STATED GOAL 1 |
Return the entire text on the classical hydrogen atom word for word.

READING TEXT |
>> Start

The classical hydrogen atom

Question

Suppose we want to analyze a hydrogen atom using purely classical mechanics. This obviously is not exactly how things work - quantum mechanics plays a huge role and probability distributions are involved - but there is an interesting catch here.

Suppose naively that an electron orbits the nucleus to create a hydrogen atom (Bohr radius $r=5.3\times 10^{-11}\,m$. Then the nucleus (having one proton of charge $+1e$) itself has charge $+1e$, and the electron has charge $-1e$. Plugging this into Coulomb's law (for the magnitude of the force), we get

$$F_C = k\frac{|q_1q_2|}{r^2} = k\frac{|(-1e)(1e)|}{2.809\times10^{-21}\,m^2} = 8.2\times 10^{-8}\,N.$$

Next, using $F_C = ma_C$ (or $a_C = \frac{F_C}{m}$), we plug in the mass of an electron to get:

$$a_C = \frac{8.2\times 10^{-8}\,N}{9.1\times 10^{-31}\,kg} = 9\times 10^{22}\,\frac{m}{s^2}.$$

This is a shockingly large number for the centripetal acceleration of the particle (centripetal because the radius vector is between the nucleus and the electron). In the microscopic atomic world, is there any meaning to this classical analysis and if so, why is $a_C$ so large?

>> End

Recorded data:
>> Start

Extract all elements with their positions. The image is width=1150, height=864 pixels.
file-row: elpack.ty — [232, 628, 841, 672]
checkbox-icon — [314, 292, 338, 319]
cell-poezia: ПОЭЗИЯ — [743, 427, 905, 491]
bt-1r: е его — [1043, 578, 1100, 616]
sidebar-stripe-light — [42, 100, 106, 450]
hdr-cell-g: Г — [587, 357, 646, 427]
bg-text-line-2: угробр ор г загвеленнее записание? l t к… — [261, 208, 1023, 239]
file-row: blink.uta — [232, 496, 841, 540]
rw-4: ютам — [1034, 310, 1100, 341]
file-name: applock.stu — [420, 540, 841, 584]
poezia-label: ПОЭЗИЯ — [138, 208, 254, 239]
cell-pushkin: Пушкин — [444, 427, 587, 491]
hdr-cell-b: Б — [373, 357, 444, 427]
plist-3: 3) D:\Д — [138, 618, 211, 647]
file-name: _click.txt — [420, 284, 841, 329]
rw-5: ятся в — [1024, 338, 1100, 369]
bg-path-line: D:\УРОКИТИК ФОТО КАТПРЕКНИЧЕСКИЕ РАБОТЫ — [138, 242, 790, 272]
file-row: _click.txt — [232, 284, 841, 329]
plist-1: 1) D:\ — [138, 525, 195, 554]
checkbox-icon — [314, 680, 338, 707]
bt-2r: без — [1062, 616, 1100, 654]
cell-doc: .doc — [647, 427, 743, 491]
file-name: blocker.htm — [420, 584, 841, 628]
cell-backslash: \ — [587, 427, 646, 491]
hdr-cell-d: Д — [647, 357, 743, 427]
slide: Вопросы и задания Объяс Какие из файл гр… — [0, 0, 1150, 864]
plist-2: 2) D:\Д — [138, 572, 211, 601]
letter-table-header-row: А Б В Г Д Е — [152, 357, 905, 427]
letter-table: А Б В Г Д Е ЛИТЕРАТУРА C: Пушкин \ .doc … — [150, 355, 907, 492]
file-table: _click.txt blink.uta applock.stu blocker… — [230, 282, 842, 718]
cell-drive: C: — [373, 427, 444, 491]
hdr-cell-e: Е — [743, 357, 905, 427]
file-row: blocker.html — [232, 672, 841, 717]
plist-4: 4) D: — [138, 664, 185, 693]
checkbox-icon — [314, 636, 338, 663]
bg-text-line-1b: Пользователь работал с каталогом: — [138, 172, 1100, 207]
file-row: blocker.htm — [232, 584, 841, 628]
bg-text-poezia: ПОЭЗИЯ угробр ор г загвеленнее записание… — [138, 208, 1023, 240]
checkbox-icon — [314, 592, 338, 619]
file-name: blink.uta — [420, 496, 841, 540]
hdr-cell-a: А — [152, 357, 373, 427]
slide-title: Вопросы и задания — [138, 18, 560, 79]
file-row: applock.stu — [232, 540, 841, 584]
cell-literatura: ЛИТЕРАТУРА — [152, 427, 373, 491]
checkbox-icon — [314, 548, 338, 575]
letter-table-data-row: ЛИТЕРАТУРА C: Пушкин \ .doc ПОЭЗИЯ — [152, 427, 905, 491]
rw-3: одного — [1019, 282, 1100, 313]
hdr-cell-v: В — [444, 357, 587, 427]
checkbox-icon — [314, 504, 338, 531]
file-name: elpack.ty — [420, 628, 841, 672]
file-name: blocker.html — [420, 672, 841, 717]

>> End

STATED GOAL 2 |
In the listing, take the lines starting with its first line and going on through the line with "hdr-cell-b: Б — [373, 357, 444, 427]", and give them again with "file-row" swapped for "file-entry" and everything else unchanged.

FULL OUTPUT 1 |
The classical hydrogen atom

Question

Suppose we want to analyze a hydrogen atom using purely classical mechanics. This obviously is not exactly how things work - quantum mechanics plays a huge role and probability distributions are involved - but there is an interesting catch here.

Suppose naively that an electron orbits the nucleus to create a hydrogen atom (Bohr radius $r=5.3\times 10^{-11}\,m$. Then the nucleus (having one proton of charge $+1e$) itself has charge $+1e$, and the electron has charge $-1e$. Plugging this into Coulomb's law (for the magnitude of the force), we get

$$F_C = k\frac{|q_1q_2|}{r^2} = k\frac{|(-1e)(1e)|}{2.809\times10^{-21}\,m^2} = 8.2\times 10^{-8}\,N.$$

Next, using $F_C = ma_C$ (or $a_C = \frac{F_C}{m}$), we plug in the mass of an electron to get:

$$a_C = \frac{8.2\times 10^{-8}\,N}{9.1\times 10^{-31}\,kg} = 9\times 10^{22}\,\frac{m}{s^2}.$$

This is a shockingly large number for the centripetal acceleration of the particle (centripetal because the radius vector is between the nucleus and the electron). In the microscopic atomic world, is there any meaning to this classical analysis and if so, why is $a_C$ so large?

FULL OUTPUT 2 |
Extract all elements with their positions. The image is width=1150, height=864 pixels.
file-entry: elpack.ty — [232, 628, 841, 672]
checkbox-icon — [314, 292, 338, 319]
cell-poezia: ПОЭЗИЯ — [743, 427, 905, 491]
bt-1r: е его — [1043, 578, 1100, 616]
sidebar-stripe-light — [42, 100, 106, 450]
hdr-cell-g: Г — [587, 357, 646, 427]
bg-text-line-2: угробр ор г загвеленнее записание? l t к… — [261, 208, 1023, 239]
file-entry: blink.uta — [232, 496, 841, 540]
rw-4: ютам — [1034, 310, 1100, 341]
file-name: applock.stu — [420, 540, 841, 584]
poezia-label: ПОЭЗИЯ — [138, 208, 254, 239]
cell-pushkin: Пушкин — [444, 427, 587, 491]
hdr-cell-b: Б — [373, 357, 444, 427]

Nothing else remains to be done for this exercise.